(A run of records)
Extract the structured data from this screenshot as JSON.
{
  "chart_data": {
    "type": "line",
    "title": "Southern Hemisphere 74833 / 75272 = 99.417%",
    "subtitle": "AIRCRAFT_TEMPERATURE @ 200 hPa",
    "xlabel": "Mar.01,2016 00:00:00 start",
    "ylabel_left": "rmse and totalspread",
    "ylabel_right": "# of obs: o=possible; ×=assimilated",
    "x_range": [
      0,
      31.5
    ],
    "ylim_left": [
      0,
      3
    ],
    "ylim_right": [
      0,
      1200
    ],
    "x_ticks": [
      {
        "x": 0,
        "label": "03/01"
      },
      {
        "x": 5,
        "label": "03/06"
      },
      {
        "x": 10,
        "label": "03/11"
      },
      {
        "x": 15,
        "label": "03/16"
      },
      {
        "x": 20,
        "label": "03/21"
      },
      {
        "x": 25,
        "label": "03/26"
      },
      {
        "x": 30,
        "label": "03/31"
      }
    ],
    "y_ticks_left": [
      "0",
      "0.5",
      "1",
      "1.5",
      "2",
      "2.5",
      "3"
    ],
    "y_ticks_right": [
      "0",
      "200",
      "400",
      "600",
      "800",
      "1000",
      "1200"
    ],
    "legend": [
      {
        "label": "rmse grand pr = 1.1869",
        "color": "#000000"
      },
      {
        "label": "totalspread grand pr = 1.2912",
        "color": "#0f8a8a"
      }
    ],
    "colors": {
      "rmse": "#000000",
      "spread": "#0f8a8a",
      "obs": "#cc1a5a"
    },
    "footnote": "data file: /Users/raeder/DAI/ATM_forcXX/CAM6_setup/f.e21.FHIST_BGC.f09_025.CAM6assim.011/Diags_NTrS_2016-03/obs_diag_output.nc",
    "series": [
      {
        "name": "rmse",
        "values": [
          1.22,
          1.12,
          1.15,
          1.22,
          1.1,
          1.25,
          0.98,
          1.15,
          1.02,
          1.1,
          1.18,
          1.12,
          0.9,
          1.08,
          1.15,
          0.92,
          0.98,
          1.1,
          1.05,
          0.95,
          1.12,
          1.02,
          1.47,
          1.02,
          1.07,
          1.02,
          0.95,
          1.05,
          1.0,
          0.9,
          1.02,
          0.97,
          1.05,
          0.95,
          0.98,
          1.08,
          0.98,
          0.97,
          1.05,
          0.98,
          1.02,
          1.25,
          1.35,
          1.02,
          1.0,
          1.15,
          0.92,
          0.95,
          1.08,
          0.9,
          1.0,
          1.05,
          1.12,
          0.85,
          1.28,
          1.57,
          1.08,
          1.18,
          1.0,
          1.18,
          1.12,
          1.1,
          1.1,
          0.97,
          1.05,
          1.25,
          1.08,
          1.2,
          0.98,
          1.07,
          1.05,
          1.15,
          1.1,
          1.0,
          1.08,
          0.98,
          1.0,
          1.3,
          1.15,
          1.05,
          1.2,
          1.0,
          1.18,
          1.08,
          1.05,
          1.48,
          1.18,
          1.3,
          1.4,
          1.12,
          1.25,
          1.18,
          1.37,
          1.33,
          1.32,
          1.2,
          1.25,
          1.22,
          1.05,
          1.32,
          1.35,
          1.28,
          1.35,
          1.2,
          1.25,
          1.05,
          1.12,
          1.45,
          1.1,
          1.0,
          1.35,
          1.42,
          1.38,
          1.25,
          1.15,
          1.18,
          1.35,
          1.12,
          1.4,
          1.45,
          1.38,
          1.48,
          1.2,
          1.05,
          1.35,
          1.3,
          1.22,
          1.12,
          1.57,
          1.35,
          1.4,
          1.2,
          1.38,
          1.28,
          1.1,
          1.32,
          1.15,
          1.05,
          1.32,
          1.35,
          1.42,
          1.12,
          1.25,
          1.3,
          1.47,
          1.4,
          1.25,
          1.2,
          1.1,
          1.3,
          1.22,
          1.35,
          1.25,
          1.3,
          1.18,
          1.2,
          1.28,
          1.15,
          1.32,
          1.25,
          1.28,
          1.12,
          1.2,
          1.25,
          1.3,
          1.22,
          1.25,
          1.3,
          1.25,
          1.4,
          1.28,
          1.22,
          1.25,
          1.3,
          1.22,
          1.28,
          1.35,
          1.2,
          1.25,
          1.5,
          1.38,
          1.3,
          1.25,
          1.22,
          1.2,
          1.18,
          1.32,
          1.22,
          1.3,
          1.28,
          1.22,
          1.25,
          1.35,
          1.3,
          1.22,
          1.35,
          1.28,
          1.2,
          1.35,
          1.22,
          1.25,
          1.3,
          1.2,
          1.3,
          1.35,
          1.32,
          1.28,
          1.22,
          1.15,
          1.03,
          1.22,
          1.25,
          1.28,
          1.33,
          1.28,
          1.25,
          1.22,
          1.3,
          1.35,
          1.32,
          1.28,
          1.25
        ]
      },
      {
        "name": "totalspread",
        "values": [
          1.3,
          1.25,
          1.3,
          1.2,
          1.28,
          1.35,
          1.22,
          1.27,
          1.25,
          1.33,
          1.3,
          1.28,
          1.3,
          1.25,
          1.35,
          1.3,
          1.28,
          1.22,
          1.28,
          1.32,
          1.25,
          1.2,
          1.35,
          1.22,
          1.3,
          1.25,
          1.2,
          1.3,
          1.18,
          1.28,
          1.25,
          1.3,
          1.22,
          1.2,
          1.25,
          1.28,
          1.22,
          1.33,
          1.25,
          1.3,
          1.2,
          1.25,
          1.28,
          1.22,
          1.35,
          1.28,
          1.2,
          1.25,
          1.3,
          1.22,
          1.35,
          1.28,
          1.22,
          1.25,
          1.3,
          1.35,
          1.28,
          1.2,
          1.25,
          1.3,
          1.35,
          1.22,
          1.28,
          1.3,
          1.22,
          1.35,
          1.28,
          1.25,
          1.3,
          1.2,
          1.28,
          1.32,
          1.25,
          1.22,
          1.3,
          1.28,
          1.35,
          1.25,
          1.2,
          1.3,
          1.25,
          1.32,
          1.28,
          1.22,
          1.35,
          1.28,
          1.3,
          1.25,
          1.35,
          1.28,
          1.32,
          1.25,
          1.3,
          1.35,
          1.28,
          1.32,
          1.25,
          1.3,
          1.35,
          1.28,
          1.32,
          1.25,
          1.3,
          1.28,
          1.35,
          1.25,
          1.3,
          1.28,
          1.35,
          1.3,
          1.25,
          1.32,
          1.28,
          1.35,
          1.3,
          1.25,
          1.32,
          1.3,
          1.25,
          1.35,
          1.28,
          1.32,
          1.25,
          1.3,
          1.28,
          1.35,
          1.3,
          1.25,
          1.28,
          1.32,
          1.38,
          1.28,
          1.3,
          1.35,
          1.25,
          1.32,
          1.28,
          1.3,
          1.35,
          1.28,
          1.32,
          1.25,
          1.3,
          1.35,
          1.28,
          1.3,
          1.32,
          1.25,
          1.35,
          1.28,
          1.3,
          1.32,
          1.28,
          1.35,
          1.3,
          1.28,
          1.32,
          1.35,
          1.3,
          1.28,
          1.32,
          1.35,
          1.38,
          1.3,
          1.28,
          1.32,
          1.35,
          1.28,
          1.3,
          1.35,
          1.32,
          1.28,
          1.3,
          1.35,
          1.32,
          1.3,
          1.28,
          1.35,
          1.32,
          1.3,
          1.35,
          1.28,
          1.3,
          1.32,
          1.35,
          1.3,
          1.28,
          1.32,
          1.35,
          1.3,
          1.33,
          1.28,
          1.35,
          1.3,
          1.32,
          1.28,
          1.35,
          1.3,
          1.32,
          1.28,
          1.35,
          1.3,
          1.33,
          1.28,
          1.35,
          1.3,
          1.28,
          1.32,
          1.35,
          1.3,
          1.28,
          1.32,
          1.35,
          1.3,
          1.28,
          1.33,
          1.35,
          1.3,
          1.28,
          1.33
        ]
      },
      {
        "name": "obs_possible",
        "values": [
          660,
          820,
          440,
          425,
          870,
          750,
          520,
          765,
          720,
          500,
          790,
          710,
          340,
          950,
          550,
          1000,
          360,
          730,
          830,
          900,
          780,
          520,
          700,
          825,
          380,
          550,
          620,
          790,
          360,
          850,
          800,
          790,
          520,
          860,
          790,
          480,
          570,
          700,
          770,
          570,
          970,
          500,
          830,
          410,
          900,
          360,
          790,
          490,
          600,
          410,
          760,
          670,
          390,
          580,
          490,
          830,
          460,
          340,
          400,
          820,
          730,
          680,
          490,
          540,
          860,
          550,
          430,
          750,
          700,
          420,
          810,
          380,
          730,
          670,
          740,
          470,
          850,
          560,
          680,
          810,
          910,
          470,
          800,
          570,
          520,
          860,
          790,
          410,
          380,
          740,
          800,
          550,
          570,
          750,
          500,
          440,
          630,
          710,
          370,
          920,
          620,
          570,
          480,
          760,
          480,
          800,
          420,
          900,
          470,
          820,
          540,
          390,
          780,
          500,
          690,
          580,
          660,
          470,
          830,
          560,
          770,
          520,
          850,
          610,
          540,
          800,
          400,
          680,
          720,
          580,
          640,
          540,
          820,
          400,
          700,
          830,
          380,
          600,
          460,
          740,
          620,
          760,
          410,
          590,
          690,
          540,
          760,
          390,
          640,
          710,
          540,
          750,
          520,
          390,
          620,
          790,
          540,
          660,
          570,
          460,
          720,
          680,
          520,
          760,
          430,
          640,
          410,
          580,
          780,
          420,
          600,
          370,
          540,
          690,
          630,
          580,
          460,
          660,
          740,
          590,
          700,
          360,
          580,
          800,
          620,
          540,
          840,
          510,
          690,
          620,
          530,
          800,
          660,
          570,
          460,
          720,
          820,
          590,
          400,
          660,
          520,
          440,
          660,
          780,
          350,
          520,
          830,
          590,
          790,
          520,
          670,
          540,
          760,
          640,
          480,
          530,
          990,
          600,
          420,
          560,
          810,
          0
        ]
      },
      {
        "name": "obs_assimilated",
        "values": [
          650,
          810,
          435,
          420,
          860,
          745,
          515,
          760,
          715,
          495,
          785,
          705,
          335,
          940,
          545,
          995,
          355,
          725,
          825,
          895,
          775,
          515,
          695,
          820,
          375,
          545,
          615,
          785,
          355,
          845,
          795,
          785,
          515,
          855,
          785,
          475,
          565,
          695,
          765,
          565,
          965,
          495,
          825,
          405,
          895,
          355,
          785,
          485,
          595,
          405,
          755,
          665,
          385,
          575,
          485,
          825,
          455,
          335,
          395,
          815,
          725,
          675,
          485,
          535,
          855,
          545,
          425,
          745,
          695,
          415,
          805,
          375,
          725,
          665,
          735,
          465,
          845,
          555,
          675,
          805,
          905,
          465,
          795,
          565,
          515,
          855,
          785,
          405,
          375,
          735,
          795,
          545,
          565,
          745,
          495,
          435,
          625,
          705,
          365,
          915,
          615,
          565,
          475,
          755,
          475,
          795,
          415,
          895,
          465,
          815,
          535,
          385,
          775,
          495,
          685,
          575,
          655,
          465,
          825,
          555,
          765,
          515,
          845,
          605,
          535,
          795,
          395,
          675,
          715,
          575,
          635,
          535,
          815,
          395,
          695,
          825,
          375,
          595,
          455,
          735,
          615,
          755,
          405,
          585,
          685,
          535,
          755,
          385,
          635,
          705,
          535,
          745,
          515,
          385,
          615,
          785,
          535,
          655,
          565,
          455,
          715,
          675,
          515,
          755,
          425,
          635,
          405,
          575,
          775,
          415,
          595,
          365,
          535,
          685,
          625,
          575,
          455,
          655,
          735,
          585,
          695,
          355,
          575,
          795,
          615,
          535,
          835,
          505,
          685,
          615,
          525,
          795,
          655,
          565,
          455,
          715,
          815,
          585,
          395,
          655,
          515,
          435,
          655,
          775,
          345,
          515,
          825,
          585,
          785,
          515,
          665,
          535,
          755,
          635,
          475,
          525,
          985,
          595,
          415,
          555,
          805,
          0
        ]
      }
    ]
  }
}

_Written exercise_. Report how many lines in the records above contain the word "grand", giving only the number.

_Exercise solution_. 2